• Task prompt:
Faithfully return all lines, omitting every embedded picture.

• Stored data:
____

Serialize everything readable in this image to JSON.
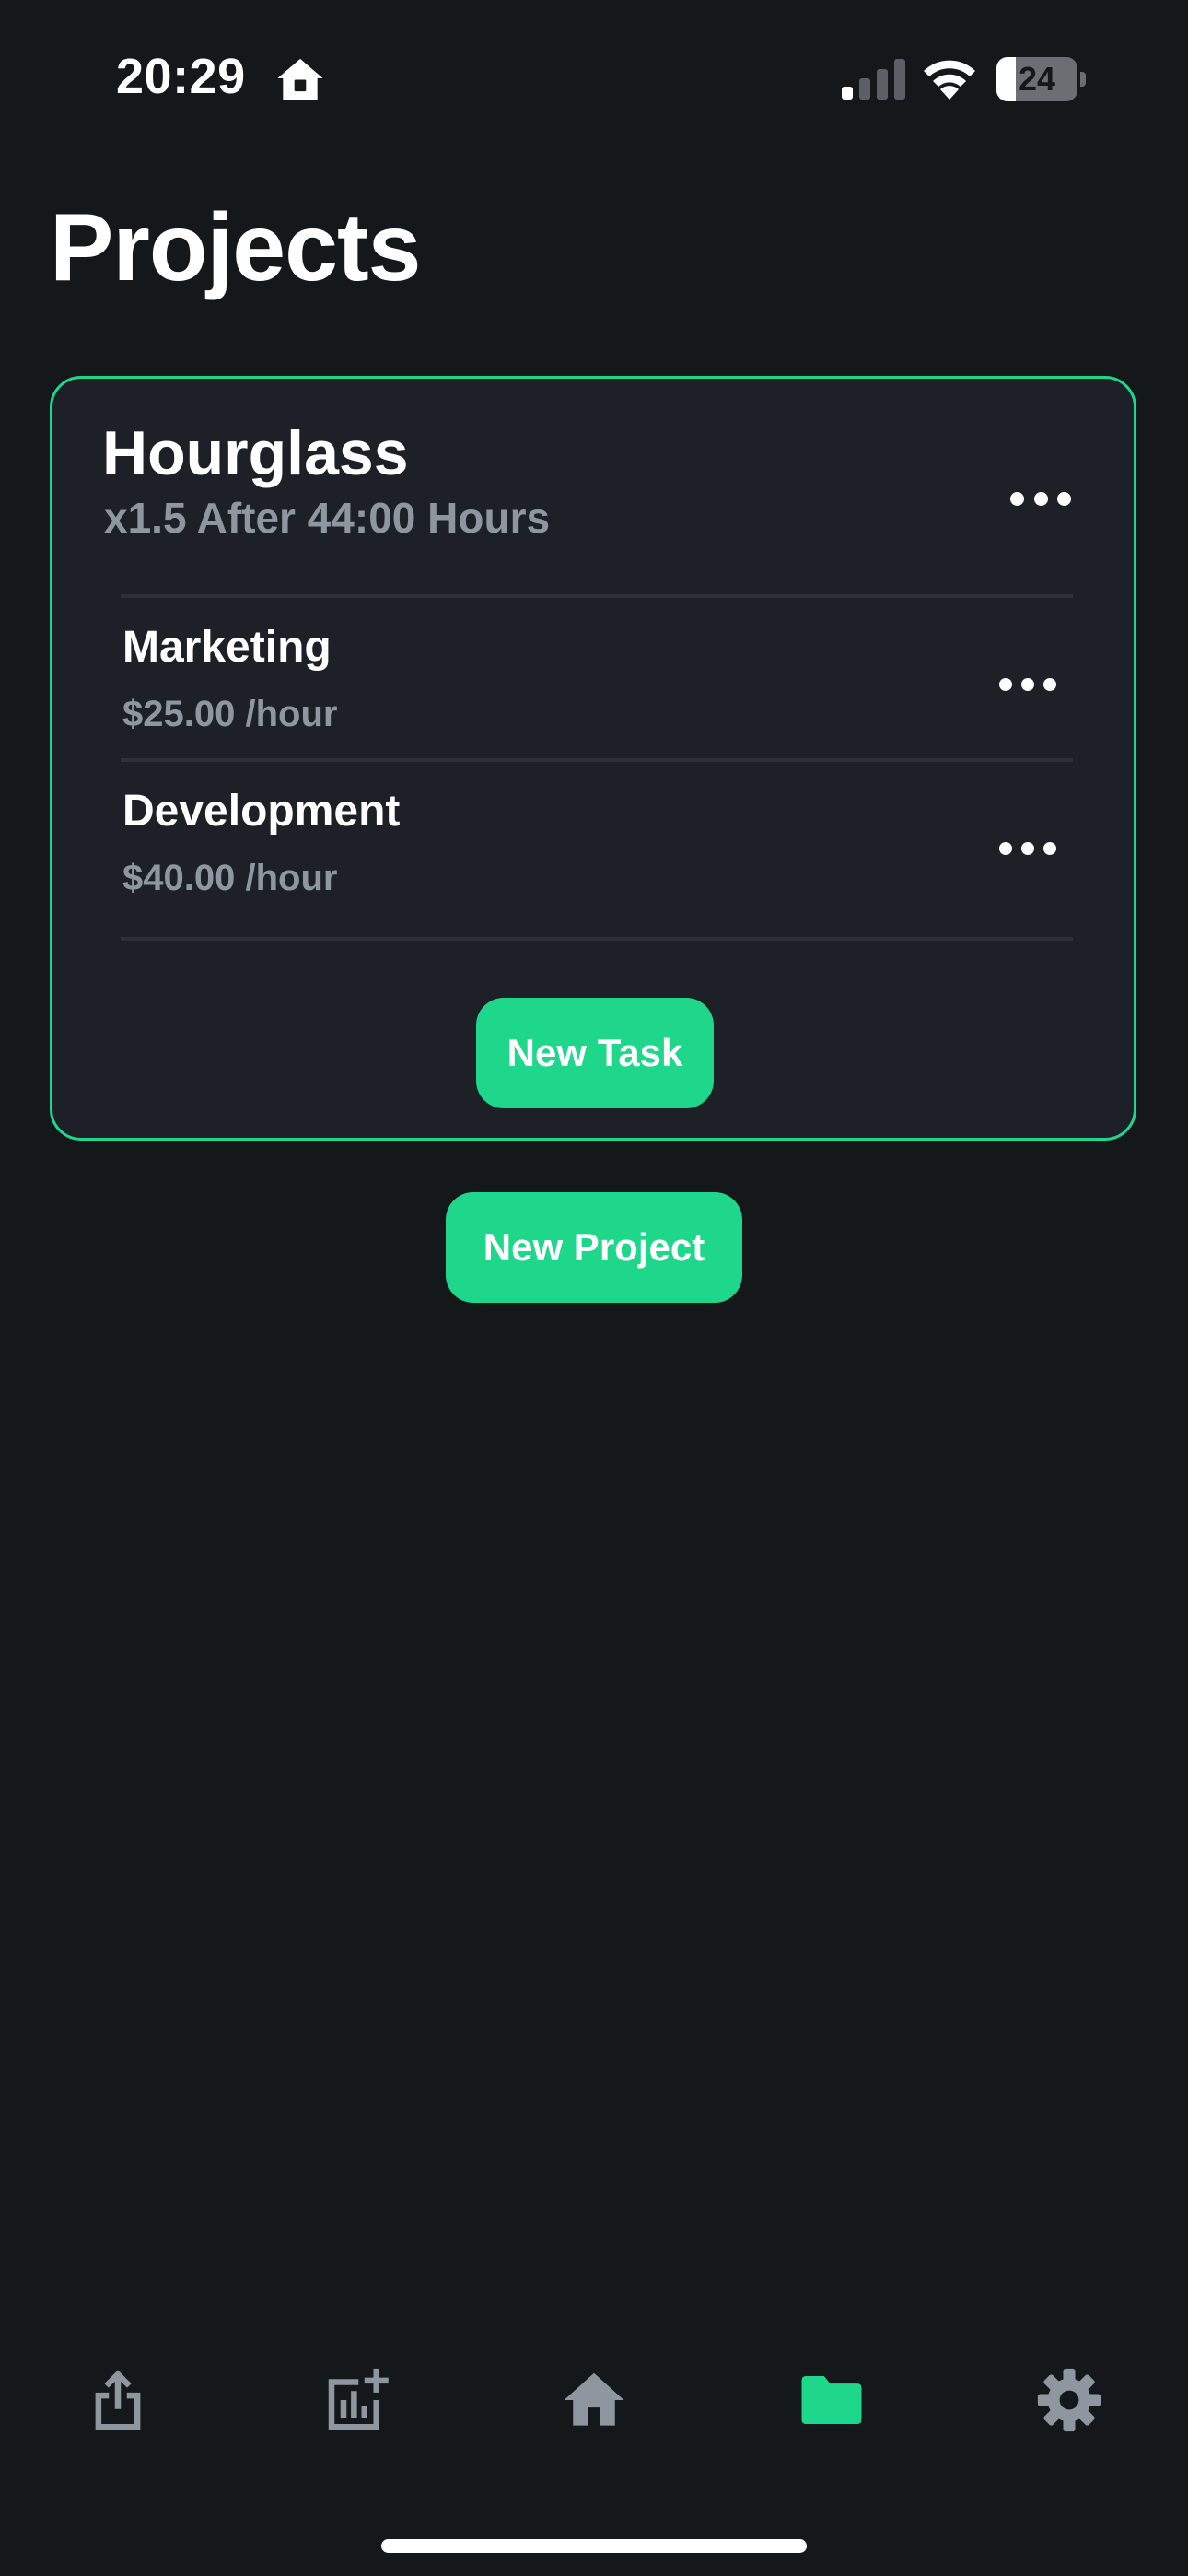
{
  "status_bar": {
    "time": "20:29",
    "battery_level": "24",
    "battery_fraction": 0.24,
    "icons": [
      "home-icon",
      "cellular-signal-icon",
      "wifi-icon",
      "battery-icon"
    ]
  },
  "page": {
    "title": "Projects"
  },
  "project": {
    "name": "Hourglass",
    "subtitle": "x1.5 After 44:00 Hours",
    "tasks": [
      {
        "name": "Marketing",
        "rate": "$25.00 /hour"
      },
      {
        "name": "Development",
        "rate": "$40.00 /hour"
      }
    ],
    "new_task_label": "New Task"
  },
  "actions": {
    "new_project_label": "New Project"
  },
  "tab_bar": {
    "items": [
      {
        "icon": "share-icon",
        "active": false
      },
      {
        "icon": "add-chart-icon",
        "active": false
      },
      {
        "icon": "home-icon",
        "active": false
      },
      {
        "icon": "folder-icon",
        "active": true
      },
      {
        "icon": "gear-icon",
        "active": false
      }
    ]
  },
  "colors": {
    "background": "#15181b",
    "card": "#1d2127",
    "accent": "#1fd78b",
    "muted_text": "#8e979f",
    "inactive_icon": "#8e979f"
  }
}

____

• Problem solution:
Serialize everything readable in this image to JSON.
{
  "status_bar": {
    "time": "20:29",
    "battery_level": "24",
    "battery_fraction": 0.24,
    "icons": [
      "home-icon",
      "cellular-signal-icon",
      "wifi-icon",
      "battery-icon"
    ]
  },
  "page": {
    "title": "Projects"
  },
  "project": {
    "name": "Hourglass",
    "subtitle": "x1.5 After 44:00 Hours",
    "tasks": [
      {
        "name": "Marketing",
        "rate": "$25.00 /hour"
      },
      {
        "name": "Development",
        "rate": "$40.00 /hour"
      }
    ],
    "new_task_label": "New Task"
  },
  "actions": {
    "new_project_label": "New Project"
  },
  "tab_bar": {
    "items": [
      {
        "icon": "share-icon",
        "active": false
      },
      {
        "icon": "add-chart-icon",
        "active": false
      },
      {
        "icon": "home-icon",
        "active": false
      },
      {
        "icon": "folder-icon",
        "active": true
      },
      {
        "icon": "gear-icon",
        "active": false
      }
    ]
  },
  "colors": {
    "background": "#15181b",
    "card": "#1d2127",
    "accent": "#1fd78b",
    "muted_text": "#8e979f",
    "inactive_icon": "#8e979f"
  }
}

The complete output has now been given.